» EXERCISE INSTRUCTIONS: Lines containing the string "globo" are to be collected in full.

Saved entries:
================

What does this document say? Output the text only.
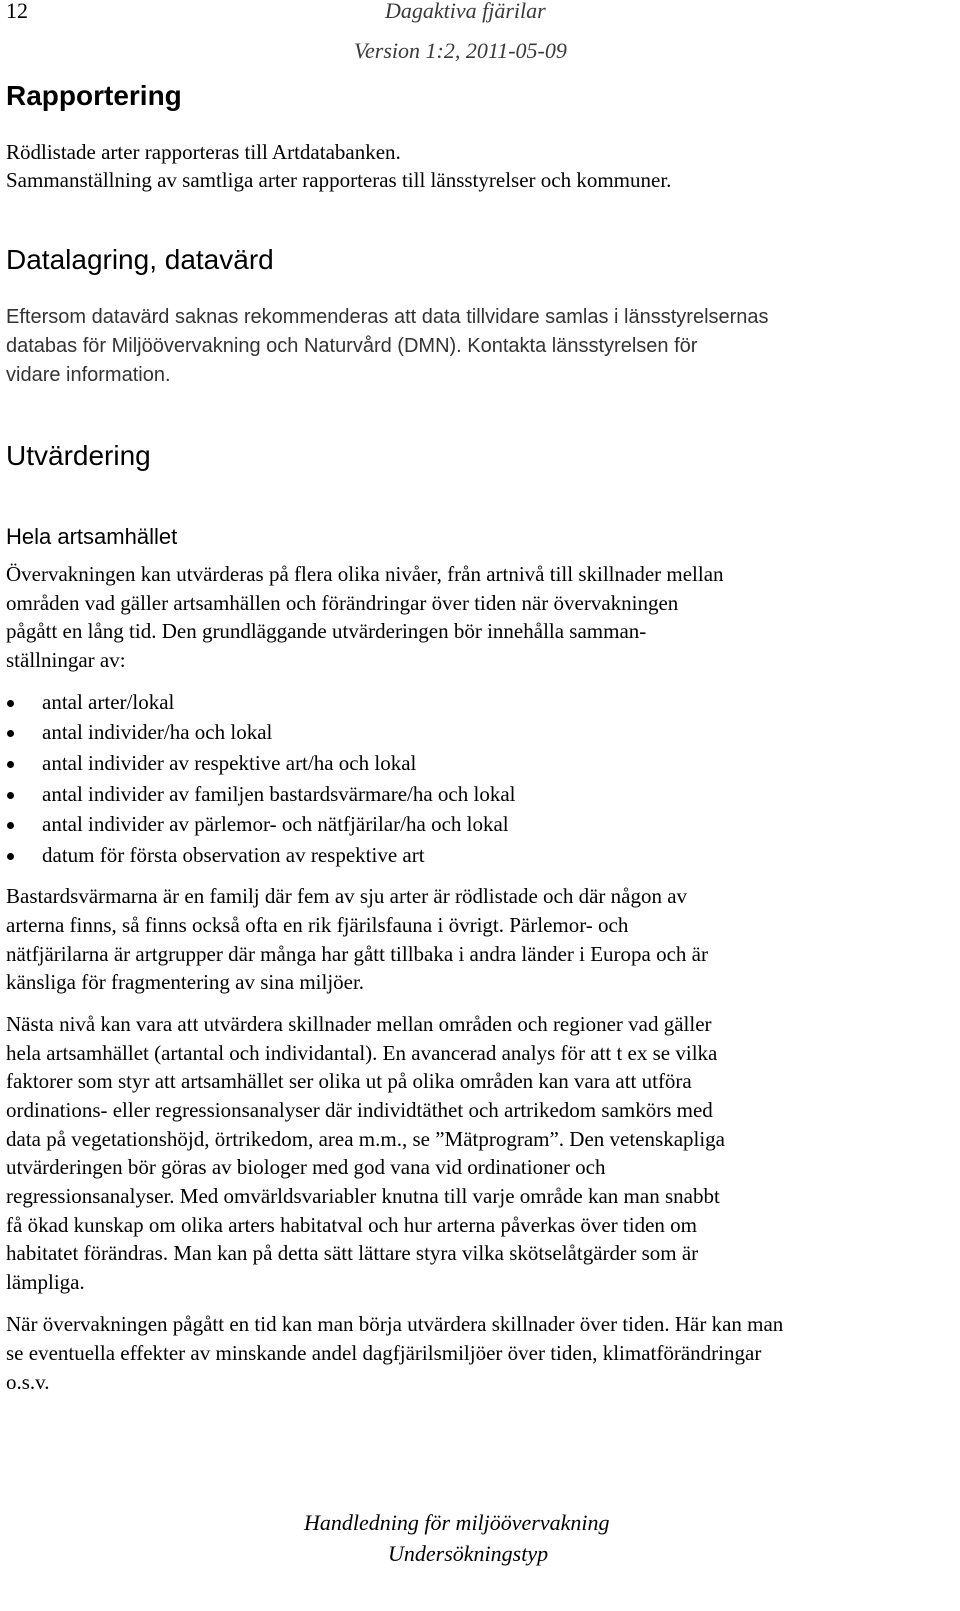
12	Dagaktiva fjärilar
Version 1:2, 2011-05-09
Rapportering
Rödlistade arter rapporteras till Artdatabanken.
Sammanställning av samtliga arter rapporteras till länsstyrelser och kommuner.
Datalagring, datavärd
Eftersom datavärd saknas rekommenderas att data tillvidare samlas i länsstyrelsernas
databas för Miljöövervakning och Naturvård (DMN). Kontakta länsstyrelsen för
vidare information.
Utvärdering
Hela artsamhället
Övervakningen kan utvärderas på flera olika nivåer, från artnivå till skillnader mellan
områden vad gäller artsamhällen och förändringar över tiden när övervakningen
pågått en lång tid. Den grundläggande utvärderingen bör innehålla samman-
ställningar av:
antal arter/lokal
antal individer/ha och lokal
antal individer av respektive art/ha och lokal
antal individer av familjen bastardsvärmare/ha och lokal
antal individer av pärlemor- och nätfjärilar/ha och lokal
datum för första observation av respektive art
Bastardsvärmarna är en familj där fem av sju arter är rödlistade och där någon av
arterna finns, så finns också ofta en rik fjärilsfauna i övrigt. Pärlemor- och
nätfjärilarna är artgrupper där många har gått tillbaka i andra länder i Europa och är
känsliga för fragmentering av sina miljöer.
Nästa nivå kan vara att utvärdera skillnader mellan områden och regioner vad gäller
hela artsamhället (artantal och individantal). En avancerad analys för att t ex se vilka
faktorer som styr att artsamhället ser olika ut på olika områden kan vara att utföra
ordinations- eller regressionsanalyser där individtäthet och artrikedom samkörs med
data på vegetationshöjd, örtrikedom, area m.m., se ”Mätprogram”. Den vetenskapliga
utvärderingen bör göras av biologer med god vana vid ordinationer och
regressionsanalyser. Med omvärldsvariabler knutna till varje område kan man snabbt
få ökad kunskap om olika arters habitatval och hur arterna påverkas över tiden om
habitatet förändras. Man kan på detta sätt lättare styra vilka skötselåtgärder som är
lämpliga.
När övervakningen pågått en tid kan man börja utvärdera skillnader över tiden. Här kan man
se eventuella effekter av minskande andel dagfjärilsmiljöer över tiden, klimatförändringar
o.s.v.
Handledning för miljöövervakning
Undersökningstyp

================

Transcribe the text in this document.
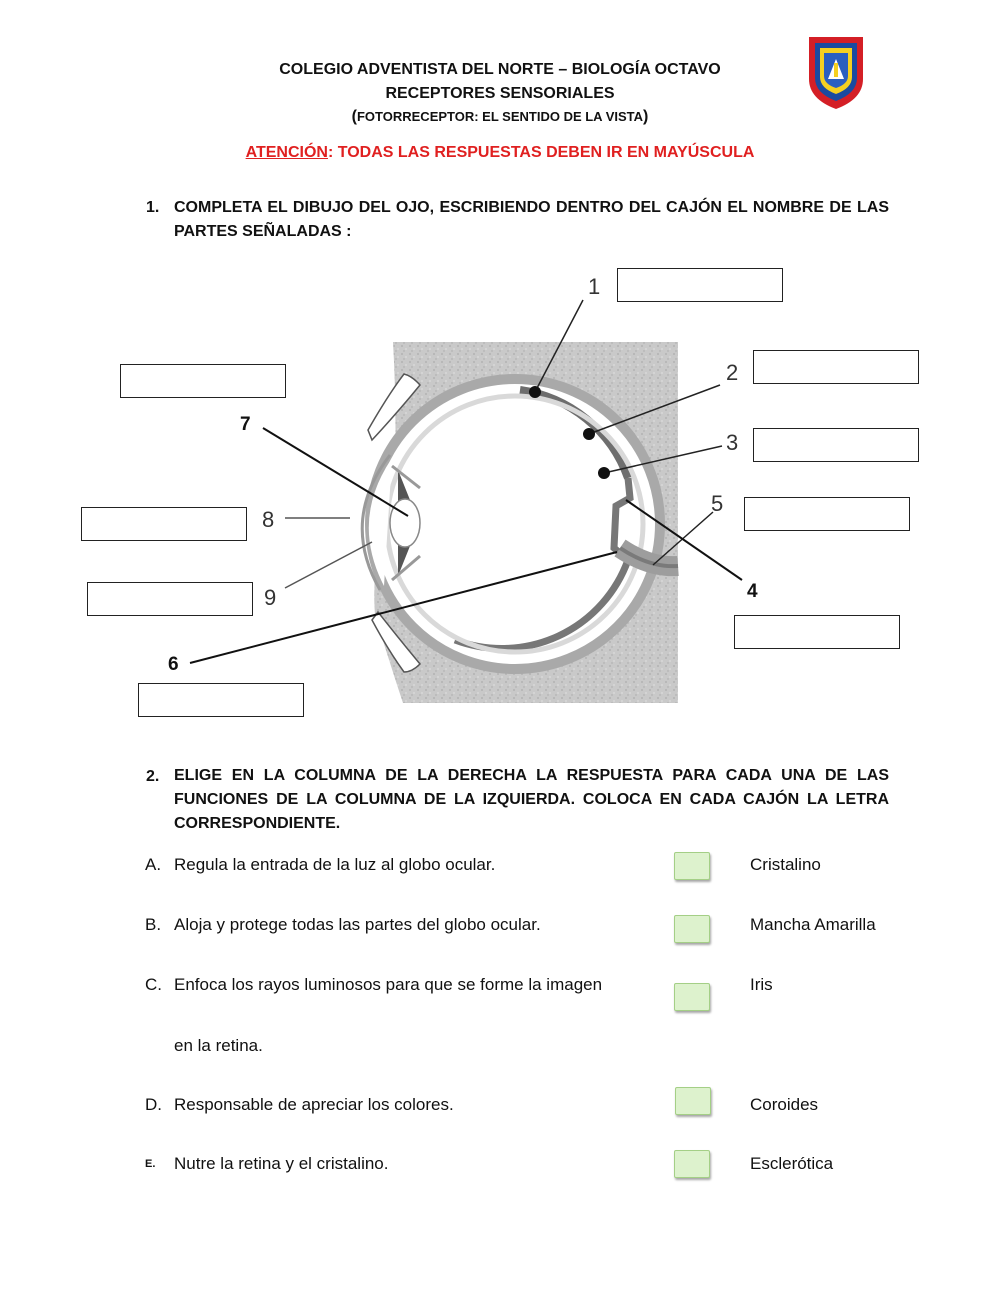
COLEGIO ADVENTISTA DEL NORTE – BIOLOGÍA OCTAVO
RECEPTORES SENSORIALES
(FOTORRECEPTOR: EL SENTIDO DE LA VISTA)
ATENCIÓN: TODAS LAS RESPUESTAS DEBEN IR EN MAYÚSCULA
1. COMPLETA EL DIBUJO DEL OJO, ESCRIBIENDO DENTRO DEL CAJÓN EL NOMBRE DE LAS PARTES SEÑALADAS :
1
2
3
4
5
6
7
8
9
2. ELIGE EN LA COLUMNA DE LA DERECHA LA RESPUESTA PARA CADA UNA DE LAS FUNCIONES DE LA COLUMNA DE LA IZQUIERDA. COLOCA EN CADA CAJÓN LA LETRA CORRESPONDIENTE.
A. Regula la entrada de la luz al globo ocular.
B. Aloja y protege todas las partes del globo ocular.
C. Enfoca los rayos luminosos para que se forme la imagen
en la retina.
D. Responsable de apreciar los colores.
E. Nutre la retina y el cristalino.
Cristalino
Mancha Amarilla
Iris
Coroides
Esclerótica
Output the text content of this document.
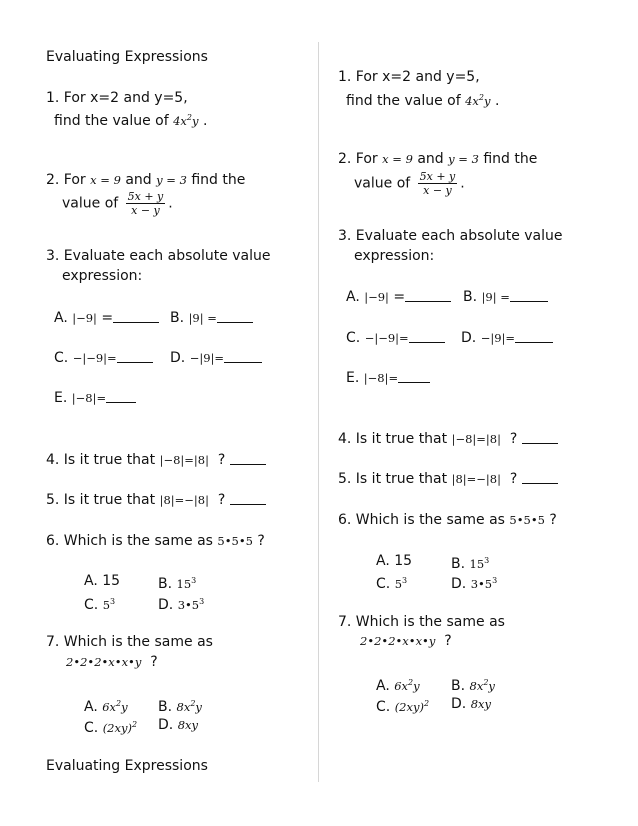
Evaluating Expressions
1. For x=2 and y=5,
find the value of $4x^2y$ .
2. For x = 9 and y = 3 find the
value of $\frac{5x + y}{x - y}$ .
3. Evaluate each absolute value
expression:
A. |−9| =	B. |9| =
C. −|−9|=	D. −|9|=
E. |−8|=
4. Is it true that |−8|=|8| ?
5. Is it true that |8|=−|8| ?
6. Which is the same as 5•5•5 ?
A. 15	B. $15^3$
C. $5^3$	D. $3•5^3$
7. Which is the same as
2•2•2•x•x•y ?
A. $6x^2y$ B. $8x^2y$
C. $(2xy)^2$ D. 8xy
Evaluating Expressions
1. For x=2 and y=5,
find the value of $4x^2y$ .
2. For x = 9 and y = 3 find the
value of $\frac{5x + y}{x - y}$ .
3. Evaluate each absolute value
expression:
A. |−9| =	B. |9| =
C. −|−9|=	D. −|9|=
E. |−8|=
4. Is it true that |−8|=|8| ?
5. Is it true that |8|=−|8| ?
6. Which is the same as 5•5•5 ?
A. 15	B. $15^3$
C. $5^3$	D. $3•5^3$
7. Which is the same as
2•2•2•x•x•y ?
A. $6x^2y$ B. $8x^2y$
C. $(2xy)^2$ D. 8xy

================

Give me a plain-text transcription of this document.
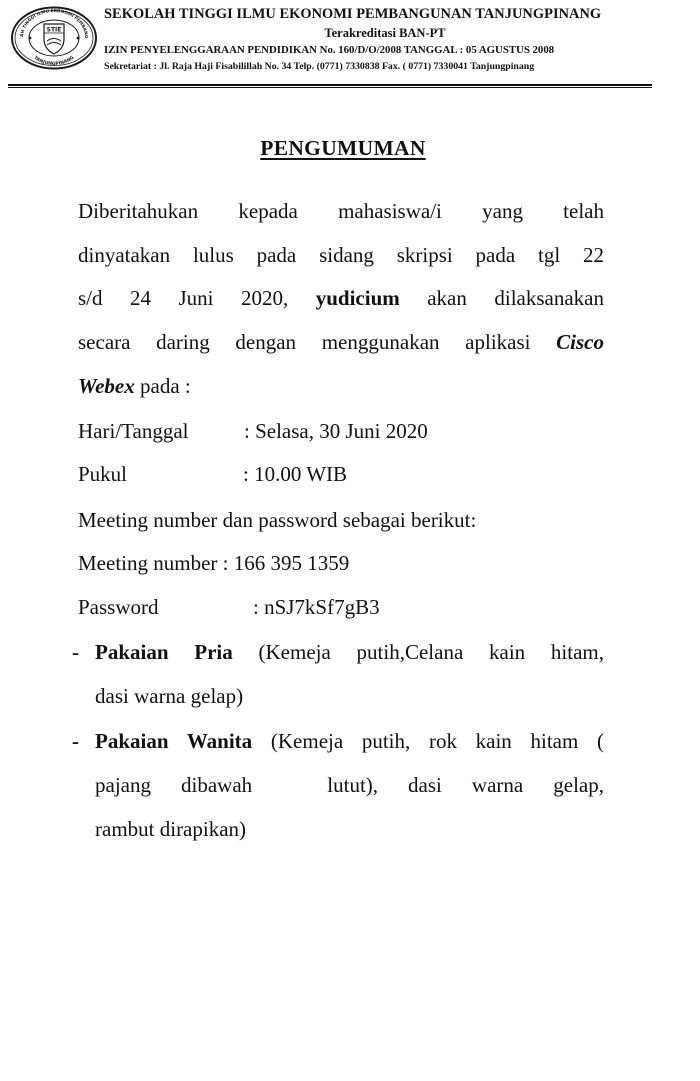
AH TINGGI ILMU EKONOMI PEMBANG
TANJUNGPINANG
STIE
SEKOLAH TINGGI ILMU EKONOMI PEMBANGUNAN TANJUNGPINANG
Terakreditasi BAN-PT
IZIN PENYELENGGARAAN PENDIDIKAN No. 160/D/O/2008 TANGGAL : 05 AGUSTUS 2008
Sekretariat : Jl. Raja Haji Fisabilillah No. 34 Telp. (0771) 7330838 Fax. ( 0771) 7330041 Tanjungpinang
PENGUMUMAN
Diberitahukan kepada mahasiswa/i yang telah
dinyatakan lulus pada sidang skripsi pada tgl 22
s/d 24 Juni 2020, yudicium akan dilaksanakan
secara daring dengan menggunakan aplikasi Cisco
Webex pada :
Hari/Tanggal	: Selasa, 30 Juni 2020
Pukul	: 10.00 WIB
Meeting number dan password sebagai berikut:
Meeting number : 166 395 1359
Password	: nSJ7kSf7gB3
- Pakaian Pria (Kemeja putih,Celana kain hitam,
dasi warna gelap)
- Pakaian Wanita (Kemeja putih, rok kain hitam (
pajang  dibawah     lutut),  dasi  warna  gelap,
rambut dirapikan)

================

» COMPLETED EXERCISE:
A. Regula la entrada de la luz al globo ocular.
B. Aloja y protege todas las partes del globo ocular.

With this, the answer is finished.